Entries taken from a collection
## Start
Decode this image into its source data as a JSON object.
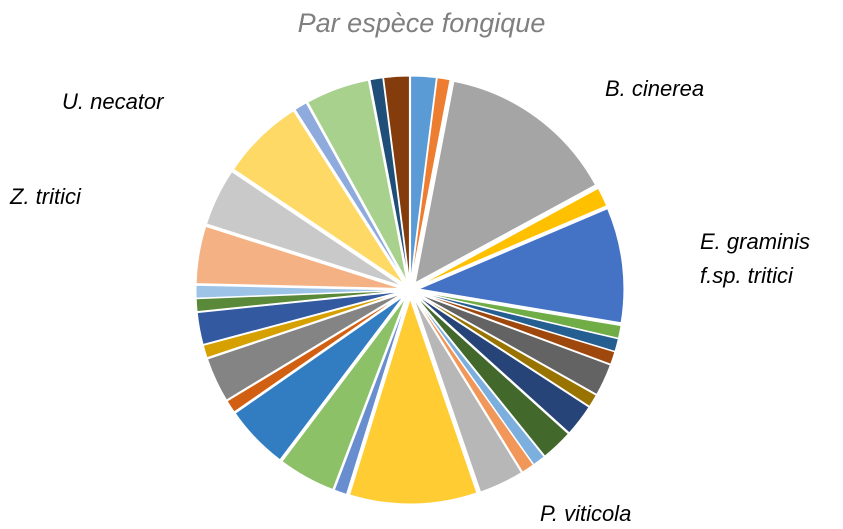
{
  "chart_data": {
    "type": "pie",
    "title": "Par espèce fongique",
    "categories": [
      null,
      null,
      "B. cinerea",
      null,
      "E. graminis f.sp. tritici",
      null,
      null,
      null,
      null,
      null,
      null,
      null,
      null,
      null,
      null,
      "P. viticola",
      null,
      null,
      null,
      null,
      null,
      null,
      null,
      null,
      null,
      null,
      "Z. tritici",
      "U. necator",
      null,
      null,
      null,
      null
    ],
    "values": [
      2,
      1,
      14,
      1.5,
      9,
      1,
      1,
      1,
      2.5,
      1,
      2.5,
      2.5,
      1,
      1,
      3.5,
      10,
      1,
      4.5,
      5,
      1,
      3.5,
      1,
      2.5,
      1,
      1,
      4.5,
      4.5,
      6.5,
      1,
      5,
      1,
      2
    ],
    "colors": [
      "#5b9bd5",
      "#ed7d31",
      "#a5a5a5",
      "#ffc000",
      "#4472c4",
      "#70ad47",
      "#255e91",
      "#9e480e",
      "#636363",
      "#997300",
      "#264478",
      "#43682b",
      "#7cafdd",
      "#f1975a",
      "#b7b7b7",
      "#ffcd33",
      "#698ed0",
      "#8cc168",
      "#327dc2",
      "#d26012",
      "#848484",
      "#d5a000",
      "#335aa1",
      "#5a8a39",
      "#9dc3e6",
      "#f4b183",
      "#c9c9c9",
      "#ffd966",
      "#8faadc",
      "#a9d18e",
      "#1f4e79",
      "#843c0c"
    ]
  }
}
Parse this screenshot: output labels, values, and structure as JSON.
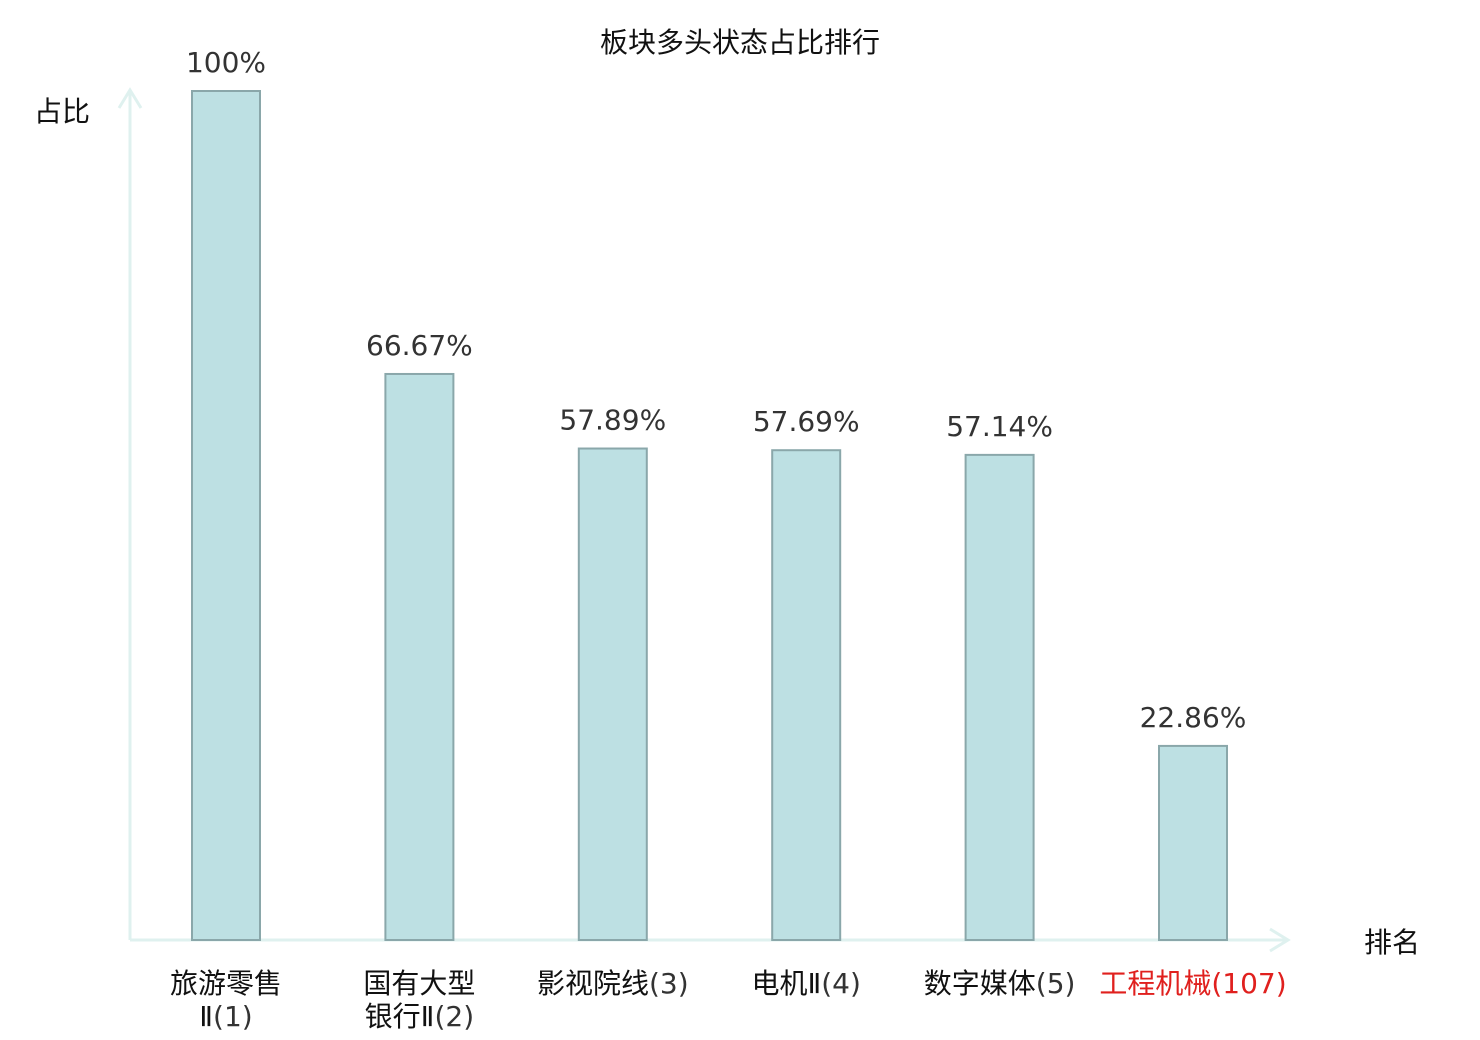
{
  "chart_data": {
    "type": "bar",
    "title": "板块多头状态占比排行",
    "ylabel": "占比",
    "xlabel": "排名",
    "ylim": [
      0,
      100
    ],
    "grid": false,
    "categories": [
      {
        "name_lines": [
          "旅游零售",
          "Ⅱ"
        ],
        "rank": "(1)",
        "highlight": false
      },
      {
        "name_lines": [
          "国有大型",
          "银行Ⅱ"
        ],
        "rank": "(2)",
        "highlight": false
      },
      {
        "name_lines": [
          "影视院线"
        ],
        "rank": "(3)",
        "highlight": false
      },
      {
        "name_lines": [
          "电机Ⅱ"
        ],
        "rank": "(4)",
        "highlight": false
      },
      {
        "name_lines": [
          "数字媒体"
        ],
        "rank": "(5)",
        "highlight": false
      },
      {
        "name_lines": [
          "工程机械"
        ],
        "rank": "(107)",
        "highlight": true
      }
    ],
    "values": [
      100,
      66.67,
      57.89,
      57.69,
      57.14,
      22.86
    ],
    "value_labels": [
      "100%",
      "66.67%",
      "57.89%",
      "57.69%",
      "57.14%",
      "22.86%"
    ],
    "colors": {
      "bar_fill": "#bde0e3",
      "bar_stroke": "#8aa7aa",
      "axis": "#dff1ef",
      "highlight": "#e0201e"
    }
  }
}
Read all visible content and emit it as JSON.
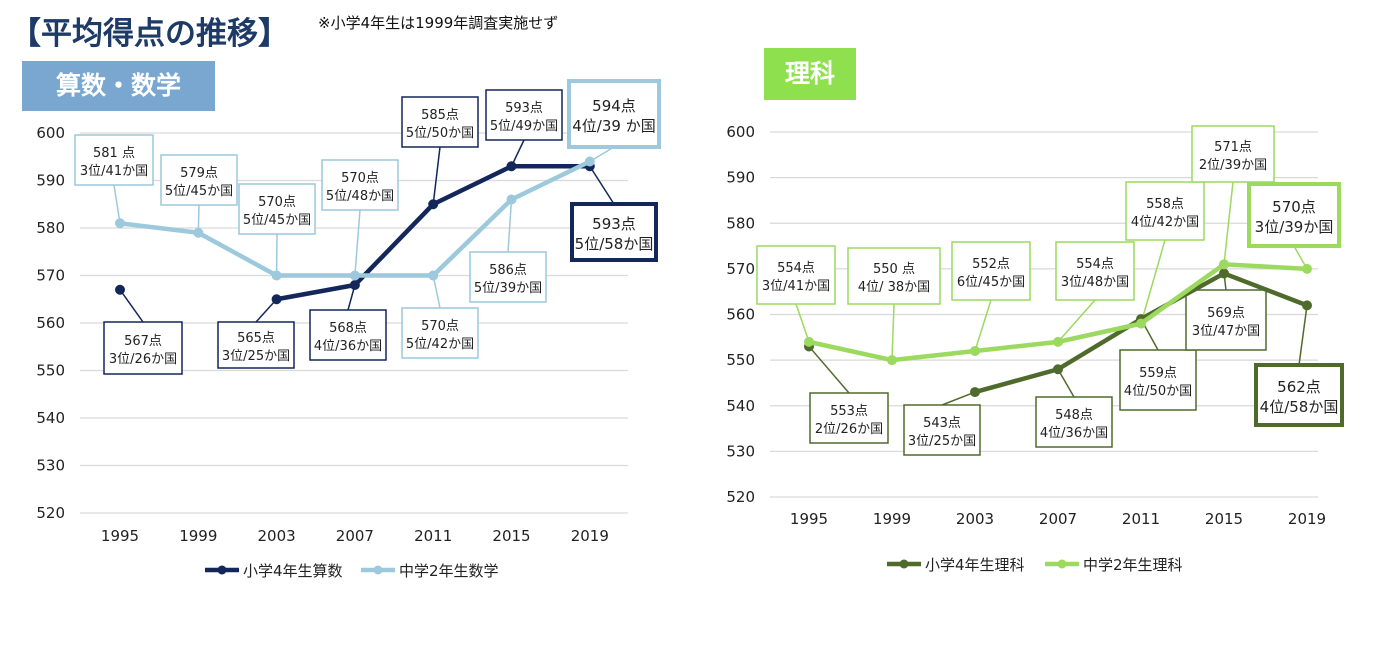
## End
- [Written instruction] Reproduce every record word for word. The copy must contain no pictures.

- [Solved problem]
Decode this image into its source data as a JSON object.
{
  "chart_data": {
    "type": "pie",
    "title": "Par espèce fongique",
    "categories": [
      null,
      null,
      "B. cinerea",
      null,
      "E. graminis f.sp. tritici",
      null,
      null,
      null,
      null,
      null,
      null,
      null,
      null,
      null,
      null,
      "P. viticola",
      null,
      null,
      null,
      null,
      null,
      null,
      null,
      null,
      null,
      null,
      "Z. tritici",
      "U. necator",
      null,
      null,
      null,
      null
    ],
    "values": [
      2,
      1,
      14,
      1.5,
      9,
      1,
      1,
      1,
      2.5,
      1,
      2.5,
      2.5,
      1,
      1,
      3.5,
      10,
      1,
      4.5,
      5,
      1,
      3.5,
      1,
      2.5,
      1,
      1,
      4.5,
      4.5,
      6.5,
      1,
      5,
      1,
      2
    ],
    "colors": [
      "#5b9bd5",
      "#ed7d31",
      "#a5a5a5",
      "#ffc000",
      "#4472c4",
      "#70ad47",
      "#255e91",
      "#9e480e",
      "#636363",
      "#997300",
      "#264478",
      "#43682b",
      "#7cafdd",
      "#f1975a",
      "#b7b7b7",
      "#ffcd33",
      "#698ed0",
      "#8cc168",
      "#327dc2",
      "#d26012",
      "#848484",
      "#d5a000",
      "#335aa1",
      "#5a8a39",
      "#9dc3e6",
      "#f4b183",
      "#c9c9c9",
      "#ffd966",
      "#8faadc",
      "#a9d18e",
      "#1f4e79",
      "#843c0c"
    ]
  }
}
Parse this screenshot: output labels, values, and structure as JSON.
{
  "chart_data": {
    "type": "bar",
    "title": "板块多头状态占比排行",
    "ylabel": "占比",
    "xlabel": "排名",
    "ylim": [
      0,
      100
    ],
    "grid": false,
    "categories": [
      {
        "name_lines": [
          "旅游零售",
          "Ⅱ"
        ],
        "rank": "(1)",
        "highlight": false
      },
      {
        "name_lines": [
          "国有大型",
          "银行Ⅱ"
        ],
        "rank": "(2)",
        "highlight": false
      },
      {
        "name_lines": [
          "影视院线"
        ],
        "rank": "(3)",
        "highlight": false
      },
      {
        "name_lines": [
          "电机Ⅱ"
        ],
        "rank": "(4)",
        "highlight": false
      },
      {
        "name_lines": [
          "数字媒体"
        ],
        "rank": "(5)",
        "highlight": false
      },
      {
        "name_lines": [
          "工程机械"
        ],
        "rank": "(107)",
        "highlight": true
      }
    ],
    "values": [
      100,
      66.67,
      57.89,
      57.69,
      57.14,
      22.86
    ],
    "value_labels": [
      "100%",
      "66.67%",
      "57.89%",
      "57.69%",
      "57.14%",
      "22.86%"
    ],
    "colors": {
      "bar_fill": "#bde0e3",
      "bar_stroke": "#8aa7aa",
      "axis": "#dff1ef",
      "highlight": "#e0201e"
    }
  }
}
Read all visible content and emit it as JSON.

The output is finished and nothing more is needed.